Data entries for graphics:
BEGIN

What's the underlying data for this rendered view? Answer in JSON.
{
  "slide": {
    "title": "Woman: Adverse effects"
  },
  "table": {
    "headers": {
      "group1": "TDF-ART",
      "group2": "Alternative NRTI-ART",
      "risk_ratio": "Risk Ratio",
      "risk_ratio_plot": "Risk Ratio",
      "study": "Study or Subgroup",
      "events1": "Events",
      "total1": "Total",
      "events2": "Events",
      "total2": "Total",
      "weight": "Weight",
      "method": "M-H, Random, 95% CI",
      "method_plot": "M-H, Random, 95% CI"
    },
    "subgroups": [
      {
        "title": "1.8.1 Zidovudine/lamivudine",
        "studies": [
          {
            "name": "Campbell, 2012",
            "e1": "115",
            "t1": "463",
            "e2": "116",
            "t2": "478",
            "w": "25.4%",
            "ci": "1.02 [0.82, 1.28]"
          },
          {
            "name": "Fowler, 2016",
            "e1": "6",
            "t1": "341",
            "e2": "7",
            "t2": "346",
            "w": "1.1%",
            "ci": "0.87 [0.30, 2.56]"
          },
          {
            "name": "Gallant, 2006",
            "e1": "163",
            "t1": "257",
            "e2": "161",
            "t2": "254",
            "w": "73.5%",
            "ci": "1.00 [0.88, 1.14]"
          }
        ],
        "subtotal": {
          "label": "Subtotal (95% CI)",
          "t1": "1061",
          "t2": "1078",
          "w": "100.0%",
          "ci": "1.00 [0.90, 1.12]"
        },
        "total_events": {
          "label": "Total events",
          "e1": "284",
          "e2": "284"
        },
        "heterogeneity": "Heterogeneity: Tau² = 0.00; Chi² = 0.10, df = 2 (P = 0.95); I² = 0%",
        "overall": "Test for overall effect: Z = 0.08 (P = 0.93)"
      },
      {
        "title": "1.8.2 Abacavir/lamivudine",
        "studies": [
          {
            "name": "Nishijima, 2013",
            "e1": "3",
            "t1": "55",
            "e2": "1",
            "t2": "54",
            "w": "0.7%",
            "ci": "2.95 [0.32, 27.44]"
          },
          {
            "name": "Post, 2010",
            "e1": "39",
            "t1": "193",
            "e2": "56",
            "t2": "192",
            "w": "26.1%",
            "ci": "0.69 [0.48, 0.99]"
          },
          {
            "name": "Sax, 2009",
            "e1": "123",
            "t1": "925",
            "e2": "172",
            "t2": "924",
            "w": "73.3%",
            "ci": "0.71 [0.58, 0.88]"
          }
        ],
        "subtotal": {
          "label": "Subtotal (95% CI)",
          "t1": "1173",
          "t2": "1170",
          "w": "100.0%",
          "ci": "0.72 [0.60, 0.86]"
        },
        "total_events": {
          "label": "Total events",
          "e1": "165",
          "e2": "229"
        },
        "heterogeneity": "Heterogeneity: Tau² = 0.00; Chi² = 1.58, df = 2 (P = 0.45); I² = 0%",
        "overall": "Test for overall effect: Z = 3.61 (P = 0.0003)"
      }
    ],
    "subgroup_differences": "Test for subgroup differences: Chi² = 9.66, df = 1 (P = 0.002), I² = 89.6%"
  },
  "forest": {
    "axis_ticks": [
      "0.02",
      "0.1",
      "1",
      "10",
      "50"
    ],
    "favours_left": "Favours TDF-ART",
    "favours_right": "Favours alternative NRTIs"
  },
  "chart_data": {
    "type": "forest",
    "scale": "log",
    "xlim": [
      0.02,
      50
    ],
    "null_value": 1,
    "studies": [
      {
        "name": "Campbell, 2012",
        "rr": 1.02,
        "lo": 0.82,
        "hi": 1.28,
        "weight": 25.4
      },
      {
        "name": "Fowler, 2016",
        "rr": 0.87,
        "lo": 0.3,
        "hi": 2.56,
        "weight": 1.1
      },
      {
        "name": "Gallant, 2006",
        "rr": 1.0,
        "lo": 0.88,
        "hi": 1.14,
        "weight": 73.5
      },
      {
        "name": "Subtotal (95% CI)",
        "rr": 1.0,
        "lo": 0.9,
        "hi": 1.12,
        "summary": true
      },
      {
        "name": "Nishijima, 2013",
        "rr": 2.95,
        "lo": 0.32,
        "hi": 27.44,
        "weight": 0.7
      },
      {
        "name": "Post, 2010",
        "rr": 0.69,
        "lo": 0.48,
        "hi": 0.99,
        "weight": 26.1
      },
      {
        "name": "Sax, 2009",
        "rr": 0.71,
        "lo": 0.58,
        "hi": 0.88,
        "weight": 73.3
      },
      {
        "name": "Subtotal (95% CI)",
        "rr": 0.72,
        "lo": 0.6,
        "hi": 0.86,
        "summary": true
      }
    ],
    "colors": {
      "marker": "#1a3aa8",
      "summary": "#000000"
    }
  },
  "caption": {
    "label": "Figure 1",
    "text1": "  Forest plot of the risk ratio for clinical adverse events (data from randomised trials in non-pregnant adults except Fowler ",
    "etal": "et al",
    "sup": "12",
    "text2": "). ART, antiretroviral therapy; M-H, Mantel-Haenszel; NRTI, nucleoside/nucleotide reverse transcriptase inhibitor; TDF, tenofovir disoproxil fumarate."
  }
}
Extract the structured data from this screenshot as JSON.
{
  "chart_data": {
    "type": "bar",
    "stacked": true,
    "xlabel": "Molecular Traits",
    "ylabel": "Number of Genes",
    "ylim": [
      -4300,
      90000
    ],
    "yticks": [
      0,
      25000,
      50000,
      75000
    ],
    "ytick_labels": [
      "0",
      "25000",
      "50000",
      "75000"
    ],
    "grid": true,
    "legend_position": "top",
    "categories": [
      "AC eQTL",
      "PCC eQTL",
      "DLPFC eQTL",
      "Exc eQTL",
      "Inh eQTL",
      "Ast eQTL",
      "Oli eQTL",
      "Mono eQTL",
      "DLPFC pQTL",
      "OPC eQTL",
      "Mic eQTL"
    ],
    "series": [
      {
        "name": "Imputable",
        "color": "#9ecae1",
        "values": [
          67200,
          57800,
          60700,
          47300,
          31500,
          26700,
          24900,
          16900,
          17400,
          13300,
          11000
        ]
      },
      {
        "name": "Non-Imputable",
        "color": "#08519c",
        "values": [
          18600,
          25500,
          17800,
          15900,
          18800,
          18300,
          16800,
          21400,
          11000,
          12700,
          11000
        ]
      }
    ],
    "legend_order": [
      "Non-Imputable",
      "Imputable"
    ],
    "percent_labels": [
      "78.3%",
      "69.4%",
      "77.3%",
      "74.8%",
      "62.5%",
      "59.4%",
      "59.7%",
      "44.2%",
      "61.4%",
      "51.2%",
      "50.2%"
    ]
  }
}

END

== REQUIREMENT ==
Once more, write all of the records exactly as given.

== ANSWER SPACE ==
What's the underlying data for this rendered view? Answer in JSON.
{
  "slide": {
    "title": "Woman: Adverse effects"
  },
  "table": {
    "headers": {
      "group1": "TDF-ART",
      "group2": "Alternative NRTI-ART",
      "risk_ratio": "Risk Ratio",
      "risk_ratio_plot": "Risk Ratio",
      "study": "Study or Subgroup",
      "events1": "Events",
      "total1": "Total",
      "events2": "Events",
      "total2": "Total",
      "weight": "Weight",
      "method": "M-H, Random, 95% CI",
      "method_plot": "M-H, Random, 95% CI"
    },
    "subgroups": [
      {
        "title": "1.8.1 Zidovudine/lamivudine",
        "studies": [
          {
            "name": "Campbell, 2012",
            "e1": "115",
            "t1": "463",
            "e2": "116",
            "t2": "478",
            "w": "25.4%",
            "ci": "1.02 [0.82, 1.28]"
          },
          {
            "name": "Fowler, 2016",
            "e1": "6",
            "t1": "341",
            "e2": "7",
            "t2": "346",
            "w": "1.1%",
            "ci": "0.87 [0.30, 2.56]"
          },
          {
            "name": "Gallant, 2006",
            "e1": "163",
            "t1": "257",
            "e2": "161",
            "t2": "254",
            "w": "73.5%",
            "ci": "1.00 [0.88, 1.14]"
          }
        ],
        "subtotal": {
          "label": "Subtotal (95% CI)",
          "t1": "1061",
          "t2": "1078",
          "w": "100.0%",
          "ci": "1.00 [0.90, 1.12]"
        },
        "total_events": {
          "label": "Total events",
          "e1": "284",
          "e2": "284"
        },
        "heterogeneity": "Heterogeneity: Tau² = 0.00; Chi² = 0.10, df = 2 (P = 0.95); I² = 0%",
        "overall": "Test for overall effect: Z = 0.08 (P = 0.93)"
      },
      {
        "title": "1.8.2 Abacavir/lamivudine",
        "studies": [
          {
            "name": "Nishijima, 2013",
            "e1": "3",
            "t1": "55",
            "e2": "1",
            "t2": "54",
            "w": "0.7%",
            "ci": "2.95 [0.32, 27.44]"
          },
          {
            "name": "Post, 2010",
            "e1": "39",
            "t1": "193",
            "e2": "56",
            "t2": "192",
            "w": "26.1%",
            "ci": "0.69 [0.48, 0.99]"
          },
          {
            "name": "Sax, 2009",
            "e1": "123",
            "t1": "925",
            "e2": "172",
            "t2": "924",
            "w": "73.3%",
            "ci": "0.71 [0.58, 0.88]"
          }
        ],
        "subtotal": {
          "label": "Subtotal (95% CI)",
          "t1": "1173",
          "t2": "1170",
          "w": "100.0%",
          "ci": "0.72 [0.60, 0.86]"
        },
        "total_events": {
          "label": "Total events",
          "e1": "165",
          "e2": "229"
        },
        "heterogeneity": "Heterogeneity: Tau² = 0.00; Chi² = 1.58, df = 2 (P = 0.45); I² = 0%",
        "overall": "Test for overall effect: Z = 3.61 (P = 0.0003)"
      }
    ],
    "subgroup_differences": "Test for subgroup differences: Chi² = 9.66, df = 1 (P = 0.002), I² = 89.6%"
  },
  "forest": {
    "axis_ticks": [
      "0.02",
      "0.1",
      "1",
      "10",
      "50"
    ],
    "favours_left": "Favours TDF-ART",
    "favours_right": "Favours alternative NRTIs"
  },
  "chart_data": {
    "type": "forest",
    "scale": "log",
    "xlim": [
      0.02,
      50
    ],
    "null_value": 1,
    "studies": [
      {
        "name": "Campbell, 2012",
        "rr": 1.02,
        "lo": 0.82,
        "hi": 1.28,
        "weight": 25.4
      },
      {
        "name": "Fowler, 2016",
        "rr": 0.87,
        "lo": 0.3,
        "hi": 2.56,
        "weight": 1.1
      },
      {
        "name": "Gallant, 2006",
        "rr": 1.0,
        "lo": 0.88,
        "hi": 1.14,
        "weight": 73.5
      },
      {
        "name": "Subtotal (95% CI)",
        "rr": 1.0,
        "lo": 0.9,
        "hi": 1.12,
        "summary": true
      },
      {
        "name": "Nishijima, 2013",
        "rr": 2.95,
        "lo": 0.32,
        "hi": 27.44,
        "weight": 0.7
      },
      {
        "name": "Post, 2010",
        "rr": 0.69,
        "lo": 0.48,
        "hi": 0.99,
        "weight": 26.1
      },
      {
        "name": "Sax, 2009",
        "rr": 0.71,
        "lo": 0.58,
        "hi": 0.88,
        "weight": 73.3
      },
      {
        "name": "Subtotal (95% CI)",
        "rr": 0.72,
        "lo": 0.6,
        "hi": 0.86,
        "summary": true
      }
    ],
    "colors": {
      "marker": "#1a3aa8",
      "summary": "#000000"
    }
  },
  "caption": {
    "label": "Figure 1",
    "text1": "  Forest plot of the risk ratio for clinical adverse events (data from randomised trials in non-pregnant adults except Fowler ",
    "etal": "et al",
    "sup": "12",
    "text2": "). ART, antiretroviral therapy; M-H, Mantel-Haenszel; NRTI, nucleoside/nucleotide reverse transcriptase inhibitor; TDF, tenofovir disoproxil fumarate."
  }
}
Extract the structured data from this screenshot as JSON.
{
  "chart_data": {
    "type": "bar",
    "stacked": true,
    "xlabel": "Molecular Traits",
    "ylabel": "Number of Genes",
    "ylim": [
      -4300,
      90000
    ],
    "yticks": [
      0,
      25000,
      50000,
      75000
    ],
    "ytick_labels": [
      "0",
      "25000",
      "50000",
      "75000"
    ],
    "grid": true,
    "legend_position": "top",
    "categories": [
      "AC eQTL",
      "PCC eQTL",
      "DLPFC eQTL",
      "Exc eQTL",
      "Inh eQTL",
      "Ast eQTL",
      "Oli eQTL",
      "Mono eQTL",
      "DLPFC pQTL",
      "OPC eQTL",
      "Mic eQTL"
    ],
    "series": [
      {
        "name": "Imputable",
        "color": "#9ecae1",
        "values": [
          67200,
          57800,
          60700,
          47300,
          31500,
          26700,
          24900,
          16900,
          17400,
          13300,
          11000
        ]
      },
      {
        "name": "Non-Imputable",
        "color": "#08519c",
        "values": [
          18600,
          25500,
          17800,
          15900,
          18800,
          18300,
          16800,
          21400,
          11000,
          12700,
          11000
        ]
      }
    ],
    "legend_order": [
      "Non-Imputable",
      "Imputable"
    ],
    "percent_labels": [
      "78.3%",
      "69.4%",
      "77.3%",
      "74.8%",
      "62.5%",
      "59.4%",
      "59.7%",
      "44.2%",
      "61.4%",
      "51.2%",
      "50.2%"
    ]
  }
}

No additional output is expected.